SET EXERCISE - Below are some records. Pull every line that contains the word "практики".

[Items from a data source]
====================
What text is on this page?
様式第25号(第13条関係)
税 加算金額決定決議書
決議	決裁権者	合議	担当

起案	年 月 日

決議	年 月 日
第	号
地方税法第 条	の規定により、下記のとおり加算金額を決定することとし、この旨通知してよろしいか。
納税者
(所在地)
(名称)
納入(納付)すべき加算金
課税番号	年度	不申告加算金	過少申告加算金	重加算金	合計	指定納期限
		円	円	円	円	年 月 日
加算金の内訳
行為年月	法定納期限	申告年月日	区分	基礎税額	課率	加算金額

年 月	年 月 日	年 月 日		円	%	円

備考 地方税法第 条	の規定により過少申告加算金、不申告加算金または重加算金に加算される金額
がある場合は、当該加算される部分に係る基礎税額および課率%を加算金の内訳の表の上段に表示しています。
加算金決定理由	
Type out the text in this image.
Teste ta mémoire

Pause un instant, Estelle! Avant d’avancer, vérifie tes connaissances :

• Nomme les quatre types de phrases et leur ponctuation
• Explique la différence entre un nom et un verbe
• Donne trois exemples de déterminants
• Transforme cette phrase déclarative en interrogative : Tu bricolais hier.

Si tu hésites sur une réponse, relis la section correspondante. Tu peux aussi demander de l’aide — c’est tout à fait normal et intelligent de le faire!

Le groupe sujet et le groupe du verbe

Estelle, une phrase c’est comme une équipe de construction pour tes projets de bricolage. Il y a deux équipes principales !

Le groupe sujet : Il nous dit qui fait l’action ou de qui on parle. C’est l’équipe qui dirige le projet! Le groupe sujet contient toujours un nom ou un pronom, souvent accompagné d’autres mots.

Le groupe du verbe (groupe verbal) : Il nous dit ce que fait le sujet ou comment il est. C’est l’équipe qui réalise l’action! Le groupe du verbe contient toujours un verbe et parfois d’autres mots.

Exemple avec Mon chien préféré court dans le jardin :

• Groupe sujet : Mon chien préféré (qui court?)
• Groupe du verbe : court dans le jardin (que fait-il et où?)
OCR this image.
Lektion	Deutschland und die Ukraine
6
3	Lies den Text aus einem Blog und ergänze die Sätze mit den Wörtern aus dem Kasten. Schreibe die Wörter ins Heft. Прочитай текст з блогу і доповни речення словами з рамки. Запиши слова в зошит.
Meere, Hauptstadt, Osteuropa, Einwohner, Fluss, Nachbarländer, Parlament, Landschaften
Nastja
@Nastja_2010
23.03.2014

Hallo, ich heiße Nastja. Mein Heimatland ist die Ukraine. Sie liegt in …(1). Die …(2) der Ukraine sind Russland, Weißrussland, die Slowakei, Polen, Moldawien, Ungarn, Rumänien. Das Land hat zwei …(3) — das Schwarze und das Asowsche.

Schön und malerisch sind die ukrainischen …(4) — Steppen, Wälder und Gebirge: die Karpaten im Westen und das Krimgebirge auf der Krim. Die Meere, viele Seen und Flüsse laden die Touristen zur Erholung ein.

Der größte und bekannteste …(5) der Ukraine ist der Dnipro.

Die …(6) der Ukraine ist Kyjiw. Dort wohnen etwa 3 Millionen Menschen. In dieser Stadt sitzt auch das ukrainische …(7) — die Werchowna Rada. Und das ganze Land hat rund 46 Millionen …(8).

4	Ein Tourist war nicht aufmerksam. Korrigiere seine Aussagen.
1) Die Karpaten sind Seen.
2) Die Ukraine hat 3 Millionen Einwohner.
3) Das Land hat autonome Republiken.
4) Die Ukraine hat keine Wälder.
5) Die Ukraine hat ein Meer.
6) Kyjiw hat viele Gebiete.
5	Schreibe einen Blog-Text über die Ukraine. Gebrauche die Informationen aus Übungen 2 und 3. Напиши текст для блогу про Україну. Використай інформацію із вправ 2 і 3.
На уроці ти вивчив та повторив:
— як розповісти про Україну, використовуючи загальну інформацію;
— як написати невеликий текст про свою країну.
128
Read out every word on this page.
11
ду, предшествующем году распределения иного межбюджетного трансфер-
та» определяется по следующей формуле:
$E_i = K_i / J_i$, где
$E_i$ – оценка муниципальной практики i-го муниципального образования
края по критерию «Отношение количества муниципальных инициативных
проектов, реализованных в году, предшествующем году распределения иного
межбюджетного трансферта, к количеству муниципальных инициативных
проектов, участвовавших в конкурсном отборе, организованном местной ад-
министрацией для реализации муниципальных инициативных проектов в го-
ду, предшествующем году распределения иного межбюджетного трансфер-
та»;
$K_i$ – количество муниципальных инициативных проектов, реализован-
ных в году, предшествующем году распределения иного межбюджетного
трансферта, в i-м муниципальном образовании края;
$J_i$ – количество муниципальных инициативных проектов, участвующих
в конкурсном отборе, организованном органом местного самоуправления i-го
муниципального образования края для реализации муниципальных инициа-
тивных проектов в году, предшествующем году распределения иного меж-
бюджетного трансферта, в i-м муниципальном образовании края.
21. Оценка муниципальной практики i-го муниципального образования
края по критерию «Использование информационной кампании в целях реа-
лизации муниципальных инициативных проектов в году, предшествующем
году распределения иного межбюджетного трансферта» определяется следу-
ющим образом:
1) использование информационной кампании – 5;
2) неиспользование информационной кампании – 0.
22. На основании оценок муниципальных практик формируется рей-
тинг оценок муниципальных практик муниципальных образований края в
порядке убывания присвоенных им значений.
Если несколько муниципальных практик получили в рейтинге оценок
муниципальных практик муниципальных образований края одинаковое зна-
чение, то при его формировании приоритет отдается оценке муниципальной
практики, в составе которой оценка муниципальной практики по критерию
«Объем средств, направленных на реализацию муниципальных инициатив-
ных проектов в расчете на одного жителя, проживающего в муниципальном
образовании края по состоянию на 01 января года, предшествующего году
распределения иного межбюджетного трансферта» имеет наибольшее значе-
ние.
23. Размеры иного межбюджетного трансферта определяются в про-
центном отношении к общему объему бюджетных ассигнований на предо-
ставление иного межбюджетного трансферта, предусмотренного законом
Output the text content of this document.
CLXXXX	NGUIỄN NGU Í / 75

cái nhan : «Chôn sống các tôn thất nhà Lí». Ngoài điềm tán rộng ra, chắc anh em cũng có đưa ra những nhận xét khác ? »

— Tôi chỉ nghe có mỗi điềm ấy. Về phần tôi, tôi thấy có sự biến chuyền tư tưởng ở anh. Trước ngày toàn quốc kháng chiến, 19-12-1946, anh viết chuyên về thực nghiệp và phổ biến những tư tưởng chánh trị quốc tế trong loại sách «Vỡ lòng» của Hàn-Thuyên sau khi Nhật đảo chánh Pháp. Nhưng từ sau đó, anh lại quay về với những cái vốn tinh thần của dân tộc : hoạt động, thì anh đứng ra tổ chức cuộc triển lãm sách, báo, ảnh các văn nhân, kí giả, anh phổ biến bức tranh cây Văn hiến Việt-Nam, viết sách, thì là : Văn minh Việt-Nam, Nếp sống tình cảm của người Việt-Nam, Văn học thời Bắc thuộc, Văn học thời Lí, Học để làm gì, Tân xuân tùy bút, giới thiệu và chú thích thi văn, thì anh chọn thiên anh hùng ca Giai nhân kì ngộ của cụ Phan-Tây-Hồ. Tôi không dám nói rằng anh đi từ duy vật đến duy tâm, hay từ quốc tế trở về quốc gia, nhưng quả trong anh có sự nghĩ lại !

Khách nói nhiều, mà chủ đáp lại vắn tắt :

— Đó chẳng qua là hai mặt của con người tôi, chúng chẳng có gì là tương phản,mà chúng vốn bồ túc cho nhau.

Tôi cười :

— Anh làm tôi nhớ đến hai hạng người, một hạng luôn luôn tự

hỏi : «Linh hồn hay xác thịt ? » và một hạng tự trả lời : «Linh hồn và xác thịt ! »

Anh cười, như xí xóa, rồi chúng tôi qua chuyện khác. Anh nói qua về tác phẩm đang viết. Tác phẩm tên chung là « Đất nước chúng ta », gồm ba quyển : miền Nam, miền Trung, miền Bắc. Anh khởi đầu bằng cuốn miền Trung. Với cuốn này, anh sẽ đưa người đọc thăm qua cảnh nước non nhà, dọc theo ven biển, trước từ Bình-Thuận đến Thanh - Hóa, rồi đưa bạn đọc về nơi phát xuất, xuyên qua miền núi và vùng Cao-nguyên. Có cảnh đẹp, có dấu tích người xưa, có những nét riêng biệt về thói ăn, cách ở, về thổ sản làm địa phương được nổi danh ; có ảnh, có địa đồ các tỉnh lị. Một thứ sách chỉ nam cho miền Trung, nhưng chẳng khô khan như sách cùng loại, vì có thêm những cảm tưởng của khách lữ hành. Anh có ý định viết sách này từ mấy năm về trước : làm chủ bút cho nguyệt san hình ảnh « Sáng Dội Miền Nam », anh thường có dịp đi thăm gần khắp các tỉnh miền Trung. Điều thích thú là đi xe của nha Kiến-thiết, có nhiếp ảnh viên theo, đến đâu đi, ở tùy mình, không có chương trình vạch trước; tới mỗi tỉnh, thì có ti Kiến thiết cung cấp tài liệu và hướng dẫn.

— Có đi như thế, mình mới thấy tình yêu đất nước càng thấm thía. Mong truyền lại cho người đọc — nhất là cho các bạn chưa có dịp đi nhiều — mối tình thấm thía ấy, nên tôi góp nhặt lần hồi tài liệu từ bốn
====================
ANSWER TO THE TASK -
$E_i$ – оценка муниципальной практики i-го муниципального образования
21. Оценка муниципальной практики i-го муниципального образования
практики, в составе которой оценка муниципальной практики по критерию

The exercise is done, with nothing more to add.